Transcribe each line exactly.

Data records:
BEGIN
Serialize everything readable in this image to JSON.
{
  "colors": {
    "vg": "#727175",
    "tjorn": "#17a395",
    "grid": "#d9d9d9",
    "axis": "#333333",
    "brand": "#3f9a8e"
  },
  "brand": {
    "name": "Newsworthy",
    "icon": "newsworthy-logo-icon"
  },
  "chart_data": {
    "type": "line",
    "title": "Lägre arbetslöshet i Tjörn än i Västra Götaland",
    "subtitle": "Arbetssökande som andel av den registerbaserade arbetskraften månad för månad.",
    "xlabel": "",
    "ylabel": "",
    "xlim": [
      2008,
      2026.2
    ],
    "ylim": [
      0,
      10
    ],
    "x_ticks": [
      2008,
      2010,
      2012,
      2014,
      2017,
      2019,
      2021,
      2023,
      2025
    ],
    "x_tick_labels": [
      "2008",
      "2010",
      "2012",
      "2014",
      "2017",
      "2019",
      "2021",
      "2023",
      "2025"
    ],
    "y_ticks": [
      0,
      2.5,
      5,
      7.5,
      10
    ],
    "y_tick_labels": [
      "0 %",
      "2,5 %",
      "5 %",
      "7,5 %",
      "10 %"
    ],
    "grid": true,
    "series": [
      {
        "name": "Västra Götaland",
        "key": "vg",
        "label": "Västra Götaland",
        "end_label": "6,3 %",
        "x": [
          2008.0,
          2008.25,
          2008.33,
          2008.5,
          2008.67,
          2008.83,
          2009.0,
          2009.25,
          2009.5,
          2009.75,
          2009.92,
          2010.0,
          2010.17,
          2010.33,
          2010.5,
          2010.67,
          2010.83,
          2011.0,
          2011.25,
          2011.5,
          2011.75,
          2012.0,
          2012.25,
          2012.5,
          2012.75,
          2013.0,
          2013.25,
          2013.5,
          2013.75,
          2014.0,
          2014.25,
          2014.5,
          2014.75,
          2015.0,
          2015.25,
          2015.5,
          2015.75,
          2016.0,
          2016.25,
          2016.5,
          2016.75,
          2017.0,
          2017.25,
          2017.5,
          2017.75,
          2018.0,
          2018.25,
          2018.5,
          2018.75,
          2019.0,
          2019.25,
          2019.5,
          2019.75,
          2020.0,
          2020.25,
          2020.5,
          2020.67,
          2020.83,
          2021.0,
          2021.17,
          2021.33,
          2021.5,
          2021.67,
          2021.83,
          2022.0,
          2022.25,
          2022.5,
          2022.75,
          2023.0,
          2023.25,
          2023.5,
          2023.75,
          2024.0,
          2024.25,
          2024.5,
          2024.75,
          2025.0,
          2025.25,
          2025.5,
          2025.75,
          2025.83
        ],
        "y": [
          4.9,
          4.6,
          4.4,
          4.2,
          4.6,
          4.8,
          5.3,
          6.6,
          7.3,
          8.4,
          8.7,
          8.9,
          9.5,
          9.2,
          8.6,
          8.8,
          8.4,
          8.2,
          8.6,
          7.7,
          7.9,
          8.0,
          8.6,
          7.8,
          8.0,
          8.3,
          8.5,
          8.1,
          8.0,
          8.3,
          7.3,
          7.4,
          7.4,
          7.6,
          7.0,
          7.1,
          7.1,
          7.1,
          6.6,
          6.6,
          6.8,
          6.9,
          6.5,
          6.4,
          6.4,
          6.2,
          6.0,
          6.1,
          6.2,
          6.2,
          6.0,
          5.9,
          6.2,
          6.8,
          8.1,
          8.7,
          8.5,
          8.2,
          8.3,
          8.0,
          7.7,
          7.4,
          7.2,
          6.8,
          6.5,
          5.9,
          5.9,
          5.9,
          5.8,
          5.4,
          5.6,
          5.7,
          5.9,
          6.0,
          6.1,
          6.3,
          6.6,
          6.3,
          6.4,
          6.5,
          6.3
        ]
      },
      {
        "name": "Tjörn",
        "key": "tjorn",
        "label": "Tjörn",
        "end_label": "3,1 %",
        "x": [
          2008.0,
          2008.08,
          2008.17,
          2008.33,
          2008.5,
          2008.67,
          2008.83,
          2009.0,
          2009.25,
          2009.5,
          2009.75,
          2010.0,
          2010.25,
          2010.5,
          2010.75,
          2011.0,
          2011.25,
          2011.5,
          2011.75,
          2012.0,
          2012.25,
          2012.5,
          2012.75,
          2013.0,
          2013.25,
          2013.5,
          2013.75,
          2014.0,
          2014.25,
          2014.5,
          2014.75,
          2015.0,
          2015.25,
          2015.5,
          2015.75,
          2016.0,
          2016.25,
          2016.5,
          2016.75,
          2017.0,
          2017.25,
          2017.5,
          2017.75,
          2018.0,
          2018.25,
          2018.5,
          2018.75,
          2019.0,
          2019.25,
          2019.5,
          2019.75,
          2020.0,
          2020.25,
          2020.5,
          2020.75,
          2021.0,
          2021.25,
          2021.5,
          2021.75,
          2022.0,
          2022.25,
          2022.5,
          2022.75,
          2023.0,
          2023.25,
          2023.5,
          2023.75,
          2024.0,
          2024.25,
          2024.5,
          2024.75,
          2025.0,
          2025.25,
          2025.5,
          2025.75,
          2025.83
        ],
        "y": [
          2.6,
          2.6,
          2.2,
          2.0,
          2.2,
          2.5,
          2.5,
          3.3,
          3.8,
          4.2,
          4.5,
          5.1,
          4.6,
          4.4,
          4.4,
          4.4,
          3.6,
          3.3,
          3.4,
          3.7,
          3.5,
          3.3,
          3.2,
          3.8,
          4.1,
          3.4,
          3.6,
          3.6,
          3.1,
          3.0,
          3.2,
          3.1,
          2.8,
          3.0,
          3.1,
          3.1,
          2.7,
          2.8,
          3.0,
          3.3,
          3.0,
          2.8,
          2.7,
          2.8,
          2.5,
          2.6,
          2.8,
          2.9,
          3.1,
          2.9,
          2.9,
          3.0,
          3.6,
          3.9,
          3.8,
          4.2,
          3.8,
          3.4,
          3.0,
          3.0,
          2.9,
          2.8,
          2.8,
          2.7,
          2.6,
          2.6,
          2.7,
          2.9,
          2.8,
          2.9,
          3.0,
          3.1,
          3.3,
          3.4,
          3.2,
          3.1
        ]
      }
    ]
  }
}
END
**ANSWER FOR THE TASK:**
Serialize everything readable in this image to JSON.
{
  "colors": {
    "vg": "#727175",
    "tjorn": "#17a395",
    "grid": "#d9d9d9",
    "axis": "#333333",
    "brand": "#3f9a8e"
  },
  "brand": {
    "name": "Newsworthy",
    "icon": "newsworthy-logo-icon"
  },
  "chart_data": {
    "type": "line",
    "title": "Lägre arbetslöshet i Tjörn än i Västra Götaland",
    "subtitle": "Arbetssökande som andel av den registerbaserade arbetskraften månad för månad.",
    "xlabel": "",
    "ylabel": "",
    "xlim": [
      2008,
      2026.2
    ],
    "ylim": [
      0,
      10
    ],
    "x_ticks": [
      2008,
      2010,
      2012,
      2014,
      2017,
      2019,
      2021,
      2023,
      2025
    ],
    "x_tick_labels": [
      "2008",
      "2010",
      "2012",
      "2014",
      "2017",
      "2019",
      "2021",
      "2023",
      "2025"
    ],
    "y_ticks": [
      0,
      2.5,
      5,
      7.5,
      10
    ],
    "y_tick_labels": [
      "0 %",
      "2,5 %",
      "5 %",
      "7,5 %",
      "10 %"
    ],
    "grid": true,
    "series": [
      {
        "name": "Västra Götaland",
        "key": "vg",
        "label": "Västra Götaland",
        "end_label": "6,3 %",
        "x": [
          2008.0,
          2008.25,
          2008.33,
          2008.5,
          2008.67,
          2008.83,
          2009.0,
          2009.25,
          2009.5,
          2009.75,
          2009.92,
          2010.0,
          2010.17,
          2010.33,
          2010.5,
          2010.67,
          2010.83,
          2011.0,
          2011.25,
          2011.5,
          2011.75,
          2012.0,
          2012.25,
          2012.5,
          2012.75,
          2013.0,
          2013.25,
          2013.5,
          2013.75,
          2014.0,
          2014.25,
          2014.5,
          2014.75,
          2015.0,
          2015.25,
          2015.5,
          2015.75,
          2016.0,
          2016.25,
          2016.5,
          2016.75,
          2017.0,
          2017.25,
          2017.5,
          2017.75,
          2018.0,
          2018.25,
          2018.5,
          2018.75,
          2019.0,
          2019.25,
          2019.5,
          2019.75,
          2020.0,
          2020.25,
          2020.5,
          2020.67,
          2020.83,
          2021.0,
          2021.17,
          2021.33,
          2021.5,
          2021.67,
          2021.83,
          2022.0,
          2022.25,
          2022.5,
          2022.75,
          2023.0,
          2023.25,
          2023.5,
          2023.75,
          2024.0,
          2024.25,
          2024.5,
          2024.75,
          2025.0,
          2025.25,
          2025.5,
          2025.75,
          2025.83
        ],
        "y": [
          4.9,
          4.6,
          4.4,
          4.2,
          4.6,
          4.8,
          5.3,
          6.6,
          7.3,
          8.4,
          8.7,
          8.9,
          9.5,
          9.2,
          8.6,
          8.8,
          8.4,
          8.2,
          8.6,
          7.7,
          7.9,
          8.0,
          8.6,
          7.8,
          8.0,
          8.3,
          8.5,
          8.1,
          8.0,
          8.3,
          7.3,
          7.4,
          7.4,
          7.6,
          7.0,
          7.1,
          7.1,
          7.1,
          6.6,
          6.6,
          6.8,
          6.9,
          6.5,
          6.4,
          6.4,
          6.2,
          6.0,
          6.1,
          6.2,
          6.2,
          6.0,
          5.9,
          6.2,
          6.8,
          8.1,
          8.7,
          8.5,
          8.2,
          8.3,
          8.0,
          7.7,
          7.4,
          7.2,
          6.8,
          6.5,
          5.9,
          5.9,
          5.9,
          5.8,
          5.4,
          5.6,
          5.7,
          5.9,
          6.0,
          6.1,
          6.3,
          6.6,
          6.3,
          6.4,
          6.5,
          6.3
        ]
      },
      {
        "name": "Tjörn",
        "key": "tjorn",
        "label": "Tjörn",
        "end_label": "3,1 %",
        "x": [
          2008.0,
          2008.08,
          2008.17,
          2008.33,
          2008.5,
          2008.67,
          2008.83,
          2009.0,
          2009.25,
          2009.5,
          2009.75,
          2010.0,
          2010.25,
          2010.5,
          2010.75,
          2011.0,
          2011.25,
          2011.5,
          2011.75,
          2012.0,
          2012.25,
          2012.5,
          2012.75,
          2013.0,
          2013.25,
          2013.5,
          2013.75,
          2014.0,
          2014.25,
          2014.5,
          2014.75,
          2015.0,
          2015.25,
          2015.5,
          2015.75,
          2016.0,
          2016.25,
          2016.5,
          2016.75,
          2017.0,
          2017.25,
          2017.5,
          2017.75,
          2018.0,
          2018.25,
          2018.5,
          2018.75,
          2019.0,
          2019.25,
          2019.5,
          2019.75,
          2020.0,
          2020.25,
          2020.5,
          2020.75,
          2021.0,
          2021.25,
          2021.5,
          2021.75,
          2022.0,
          2022.25,
          2022.5,
          2022.75,
          2023.0,
          2023.25,
          2023.5,
          2023.75,
          2024.0,
          2024.25,
          2024.5,
          2024.75,
          2025.0,
          2025.25,
          2025.5,
          2025.75,
          2025.83
        ],
        "y": [
          2.6,
          2.6,
          2.2,
          2.0,
          2.2,
          2.5,
          2.5,
          3.3,
          3.8,
          4.2,
          4.5,
          5.1,
          4.6,
          4.4,
          4.4,
          4.4,
          3.6,
          3.3,
          3.4,
          3.7,
          3.5,
          3.3,
          3.2,
          3.8,
          4.1,
          3.4,
          3.6,
          3.6,
          3.1,
          3.0,
          3.2,
          3.1,
          2.8,
          3.0,
          3.1,
          3.1,
          2.7,
          2.8,
          3.0,
          3.3,
          3.0,
          2.8,
          2.7,
          2.8,
          2.5,
          2.6,
          2.8,
          2.9,
          3.1,
          2.9,
          2.9,
          3.0,
          3.6,
          3.9,
          3.8,
          4.2,
          3.8,
          3.4,
          3.0,
          3.0,
          2.9,
          2.8,
          2.8,
          2.7,
          2.6,
          2.6,
          2.7,
          2.9,
          2.8,
          2.9,
          3.0,
          3.1,
          3.3,
          3.4,
          3.2,
          3.1
        ]
      }
    ]
  }
}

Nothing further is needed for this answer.